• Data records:
--

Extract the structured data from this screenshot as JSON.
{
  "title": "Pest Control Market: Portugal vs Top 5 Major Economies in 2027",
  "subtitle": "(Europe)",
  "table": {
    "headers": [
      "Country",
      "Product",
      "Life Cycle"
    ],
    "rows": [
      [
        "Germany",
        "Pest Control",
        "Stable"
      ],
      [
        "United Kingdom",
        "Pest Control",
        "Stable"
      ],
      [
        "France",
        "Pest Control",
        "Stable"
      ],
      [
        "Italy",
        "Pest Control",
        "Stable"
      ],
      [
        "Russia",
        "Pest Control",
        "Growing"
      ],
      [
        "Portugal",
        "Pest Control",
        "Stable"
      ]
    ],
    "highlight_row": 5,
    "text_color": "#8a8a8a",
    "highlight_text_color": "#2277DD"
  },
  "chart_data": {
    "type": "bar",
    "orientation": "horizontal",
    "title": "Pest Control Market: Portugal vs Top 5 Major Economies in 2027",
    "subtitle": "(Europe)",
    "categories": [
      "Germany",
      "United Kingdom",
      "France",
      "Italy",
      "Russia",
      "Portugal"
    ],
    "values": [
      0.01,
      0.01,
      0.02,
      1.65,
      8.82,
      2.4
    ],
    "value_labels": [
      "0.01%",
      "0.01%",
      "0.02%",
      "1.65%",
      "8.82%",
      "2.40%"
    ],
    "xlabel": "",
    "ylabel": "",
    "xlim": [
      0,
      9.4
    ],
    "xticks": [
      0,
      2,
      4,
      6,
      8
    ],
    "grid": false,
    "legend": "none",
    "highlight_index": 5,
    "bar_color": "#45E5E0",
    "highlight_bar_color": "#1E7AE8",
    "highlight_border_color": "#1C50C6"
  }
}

--

• REQUEST:
Your task is to repeat every line exactly.

• ANSWER TO THIS TASK:
Extract the structured data from this screenshot as JSON.
{
  "title": "Pest Control Market: Portugal vs Top 5 Major Economies in 2027",
  "subtitle": "(Europe)",
  "table": {
    "headers": [
      "Country",
      "Product",
      "Life Cycle"
    ],
    "rows": [
      [
        "Germany",
        "Pest Control",
        "Stable"
      ],
      [
        "United Kingdom",
        "Pest Control",
        "Stable"
      ],
      [
        "France",
        "Pest Control",
        "Stable"
      ],
      [
        "Italy",
        "Pest Control",
        "Stable"
      ],
      [
        "Russia",
        "Pest Control",
        "Growing"
      ],
      [
        "Portugal",
        "Pest Control",
        "Stable"
      ]
    ],
    "highlight_row": 5,
    "text_color": "#8a8a8a",
    "highlight_text_color": "#2277DD"
  },
  "chart_data": {
    "type": "bar",
    "orientation": "horizontal",
    "title": "Pest Control Market: Portugal vs Top 5 Major Economies in 2027",
    "subtitle": "(Europe)",
    "categories": [
      "Germany",
      "United Kingdom",
      "France",
      "Italy",
      "Russia",
      "Portugal"
    ],
    "values": [
      0.01,
      0.01,
      0.02,
      1.65,
      8.82,
      2.4
    ],
    "value_labels": [
      "0.01%",
      "0.01%",
      "0.02%",
      "1.65%",
      "8.82%",
      "2.40%"
    ],
    "xlabel": "",
    "ylabel": "",
    "xlim": [
      0,
      9.4
    ],
    "xticks": [
      0,
      2,
      4,
      6,
      8
    ],
    "grid": false,
    "legend": "none",
    "highlight_index": 5,
    "bar_color": "#45E5E0",
    "highlight_bar_color": "#1E7AE8",
    "highlight_border_color": "#1C50C6"
  }
}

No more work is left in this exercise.